Begin

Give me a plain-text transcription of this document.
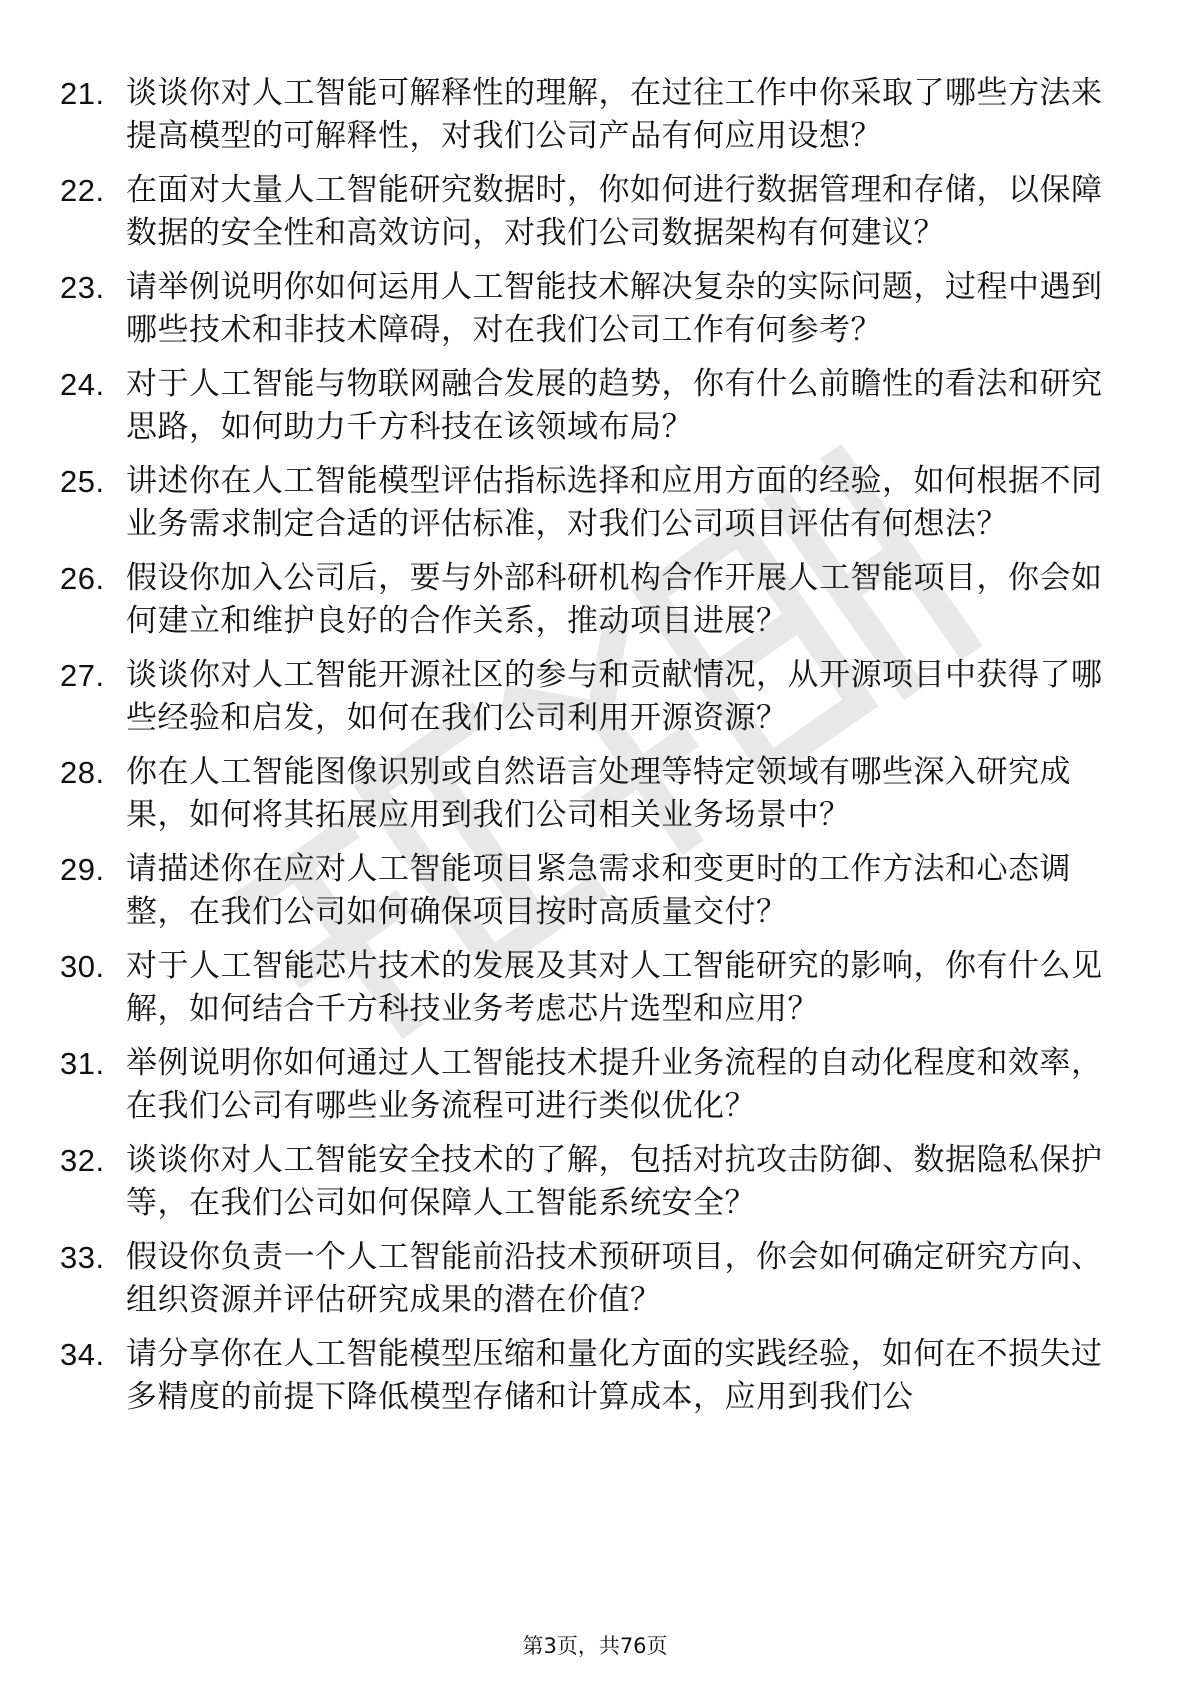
21. 谈谈你对人工智能可解释性的理解，在过往工作中你采取了哪些方法来提高模型的可解释性，对我们公司产品有何应用设想？
22. 在面对大量人工智能研究数据时，你如何进行数据管理和存储，以保障数据的安全性和高效访问，对我们公司数据架构有何建议？
23. 请举例说明你如何运用人工智能技术解决复杂的实际问题，过程中遇到哪些技术和非技术障碍，对在我们公司工作有何参考？
24. 对于人工智能与物联网融合发展的趋势，你有什么前瞻性的看法和研究思路，如何助力千方科技在该领域布局？
25. 讲述你在人工智能模型评估指标选择和应用方面的经验，如何根据不同业务需求制定合适的评估标准，对我们公司项目评估有何想法？
26. 假设你加入公司后，要与外部科研机构合作开展人工智能项目，你会如何建立和维护良好的合作关系，推动项目进展？
27. 谈谈你对人工智能开源社区的参与和贡献情况，从开源项目中获得了哪些经验和启发，如何在我们公司利用开源资源？
28. 你在人工智能图像识别或自然语言处理等特定领域有哪些深入研究成果，如何将其拓展应用到我们公司相关业务场景中？
29. 请描述你在应对人工智能项目紧急需求和变更时的工作方法和心态调整，在我们公司如何确保项目按时高质量交付？
30. 对于人工智能芯片技术的发展及其对人工智能研究的影响，你有什么见解，如何结合千方科技业务考虑芯片选型和应用？
31. 举例说明你如何通过人工智能技术提升业务流程的自动化程度和效率，在我们公司有哪些业务流程可进行类似优化？
32. 谈谈你对人工智能安全技术的了解，包括对抗攻击防御、数据隐私保护等，在我们公司如何保障人工智能系统安全？
33. 假设你负责一个人工智能前沿技术预研项目，你会如何确定研究方向、组织资源并评估研究成果的潜在价值？
34. 请分享你在人工智能模型压缩和量化方面的实践经验，如何在不损失过多精度的前提下降低模型存储和计算成本，应用到我们公
第3页，共76页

End

◆ Problem ◆
Reproduce each line exactly as it appears, omitting the pictures.

◆ Written answer ◆
Give me a plain-text transcription of this document.
21. 谈谈你对人工智能可解释性的理解，在过往工作中你采取了哪些方法来提高模型的可解释性，对我们公司产品有何应用设想？
22. 在面对大量人工智能研究数据时，你如何进行数据管理和存储，以保障数据的安全性和高效访问，对我们公司数据架构有何建议？
23. 请举例说明你如何运用人工智能技术解决复杂的实际问题，过程中遇到哪些技术和非技术障碍，对在我们公司工作有何参考？
24. 对于人工智能与物联网融合发展的趋势，你有什么前瞻性的看法和研究思路，如何助力千方科技在该领域布局？
25. 讲述你在人工智能模型评估指标选择和应用方面的经验，如何根据不同业务需求制定合适的评估标准，对我们公司项目评估有何想法？
26. 假设你加入公司后，要与外部科研机构合作开展人工智能项目，你会如何建立和维护良好的合作关系，推动项目进展？
27. 谈谈你对人工智能开源社区的参与和贡献情况，从开源项目中获得了哪些经验和启发，如何在我们公司利用开源资源？
28. 你在人工智能图像识别或自然语言处理等特定领域有哪些深入研究成果，如何将其拓展应用到我们公司相关业务场景中？
29. 请描述你在应对人工智能项目紧急需求和变更时的工作方法和心态调整，在我们公司如何确保项目按时高质量交付？
30. 对于人工智能芯片技术的发展及其对人工智能研究的影响，你有什么见解，如何结合千方科技业务考虑芯片选型和应用？
31. 举例说明你如何通过人工智能技术提升业务流程的自动化程度和效率，在我们公司有哪些业务流程可进行类似优化？
32. 谈谈你对人工智能安全技术的了解，包括对抗攻击防御、数据隐私保护等，在我们公司如何保障人工智能系统安全？
33. 假设你负责一个人工智能前沿技术预研项目，你会如何确定研究方向、组织资源并评估研究成果的潜在价值？
34. 请分享你在人工智能模型压缩和量化方面的实践经验，如何在不损失过多精度的前提下降低模型存储和计算成本，应用到我们公
第3页，共76页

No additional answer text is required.